Veja-se que o princípio da dialeticidade determina que as razões do recurso são elemento indispensável para que o tribunal possa apreciar-lhe o mérito, considerando que o julgamento nada mais é do que um cotejo lógico-argumentativo entre a motivação da decisão impugnada e os argumentos do recorrente.

Acerca da necessidade de enfrentamento dos fundamentos da sentença, trago lição doutrinária:

O princípio do contraditório exige do recorrente a exposição de seus fundamentos recursais, indicando precisamente qual a injustiça ou ilegalidade da decisão impugnada. Essa exigência permite que o recurso tenha efetivamente uma característica dialética, porque somente diante dos argumentos do recorrente o recorrido poderá rebatê-los, o que fará nas contrarrazões recursais. É de fato impossível ao recorrido rebater alegações que não existam, ainda que sabidamente as contrarrazões se prestem a defender a legalidade e a justiça da decisão impugnada. Significa dizer que a tônica da manifestação é presumível, mas os seus limites objetivos somente poderão ser determinados diante da fundamentação da pretensão recursal.

Por outro lado, o pedido se mostra indispensável na formulação de qualquer recurso porque, ao lado da fundamentação, limita a atuação e decisão do Tribunal, considerando-se a regra do tantum devolutum quantum appelatum (art. 1.013, caput, do Novo CPC). Em decorrência do princípio dispositivo, que norteia a existência e os limites - ao menos em regra - do recurso, a atuação jurisdicional do Tribunal estará vinculada à pretensão do recorrente, exposta em sua fundamentação e em seu pedido, o que demonstra claramente a importância do princípio da dialeticidade.

Tarefas a realizar:
A. Liste todos os princípios que o texto sobre recursos menciona pelo nome.
B. Atualize as linhas das entradas começando pela que contém "414, 93, 433]" e terminando pela que contém "67, 868, 86]", substituindo "slice-percent-label" por "percent-label". Reproduza somente essas linhas, com todo o resto inalterado.

Dados a utilizar:

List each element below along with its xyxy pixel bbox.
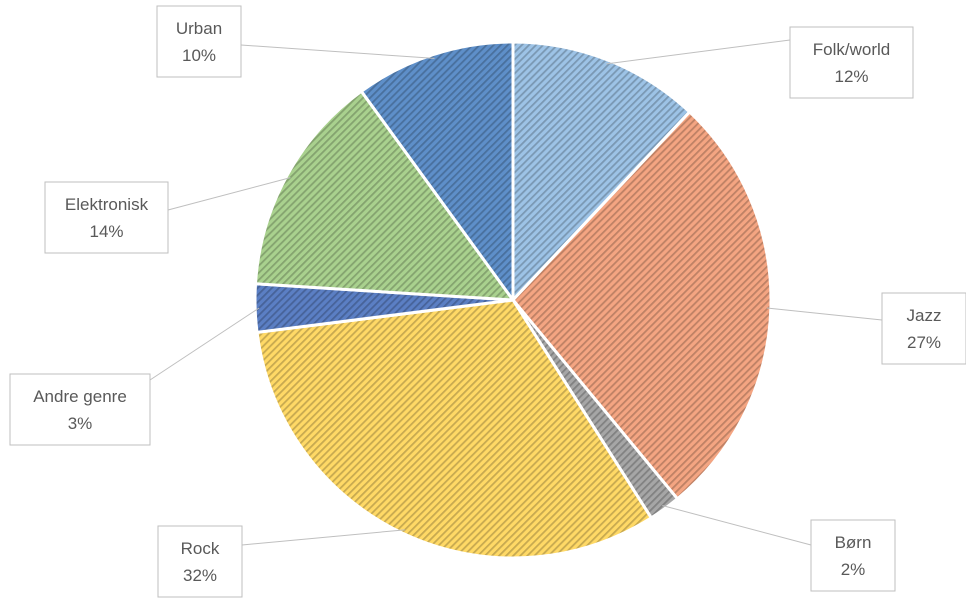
slice-percent-label: 3%	[68, 414, 93, 433]
data-label-box	[789, 26, 914, 99]
slice-percent-label: 27%	[907, 333, 941, 352]
leader-line-folk-world	[606, 39, 791, 65]
data-label-box	[157, 525, 243, 598]
slice-percent-label: 12%	[834, 67, 868, 86]
slice-category-label: Elektronisk	[65, 195, 149, 214]
data-label-box	[881, 292, 966, 365]
slice-percent-label: 10%	[182, 46, 216, 65]
pie-slices	[253, 40, 773, 560]
slice-category-label: Folk/world	[813, 40, 890, 59]
slice-percent-label: 2%	[841, 560, 866, 579]
slice-percent-label: 32%	[183, 566, 217, 585]
pie-slice-urban	[359, 40, 515, 302]
slice-category-label: Rock	[181, 539, 220, 558]
pie-slice-folk-world	[511, 40, 692, 302]
data-label-urban: Urban 10%	[156, 5, 242, 78]
data-label-box	[44, 181, 169, 254]
slice-category-label: Jazz	[907, 306, 942, 325]
leader-lines	[149, 39, 883, 546]
data-label-box	[156, 5, 242, 78]
slice-category-label: Børn	[835, 533, 872, 552]
pie-slice-elektronisk	[254, 89, 515, 302]
data-label-folk-world: Folk/world 12%	[789, 26, 914, 99]
data-label-elektronisk: Elektronisk 14%	[44, 181, 169, 254]
slice-category-label: Urban	[176, 19, 222, 38]
data-label-andre-genre: Andre genre 3%	[9, 373, 151, 446]
data-labels: Folk/world 12% Jazz 27% Børn 2% Rock 32% Andre g…	[9, 5, 966, 598]
leader-line-jazz	[766, 307, 883, 321]
leader-line-urban	[240, 44, 435, 59]
leader-line-børn	[662, 505, 812, 546]
leader-line-andre-genre	[149, 307, 260, 381]
leader-line-rock	[241, 529, 405, 546]
data-label-box	[9, 373, 151, 446]
data-label-børn: Børn 2%	[810, 519, 896, 592]
slice-category-label: Andre genre	[33, 387, 127, 406]
data-label-box	[810, 519, 896, 592]
slice-percent-label: 14%	[89, 222, 123, 241]
data-label-rock: Rock 32%	[157, 525, 243, 598]
data-label-jazz: Jazz 27%	[881, 292, 966, 365]
leader-line-elektronisk	[167, 177, 291, 211]
pie-slice-rock	[255, 298, 653, 560]
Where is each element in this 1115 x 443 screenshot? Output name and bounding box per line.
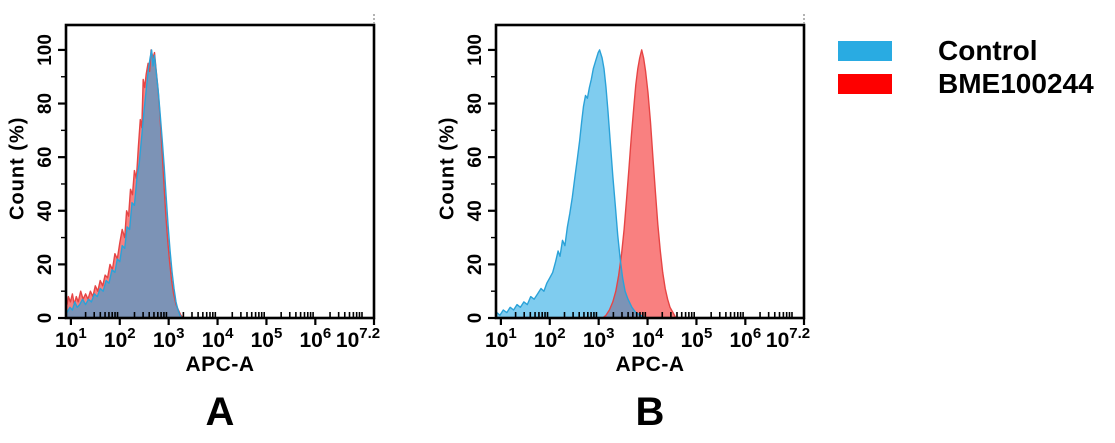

Respostas:
A.
princípio da dialeticidade
princípio do contraditório
princípio dispositivo

B.
percent-label: 3%	[68, 414, 93, 433]
data-label-box	[789, 26, 914, 99]
percent-label: 27%	[907, 333, 941, 352]
leader-line-folk-world	[606, 39, 791, 65]
data-label-box	[157, 525, 243, 598]
percent-label: 12%	[834, 67, 868, 86]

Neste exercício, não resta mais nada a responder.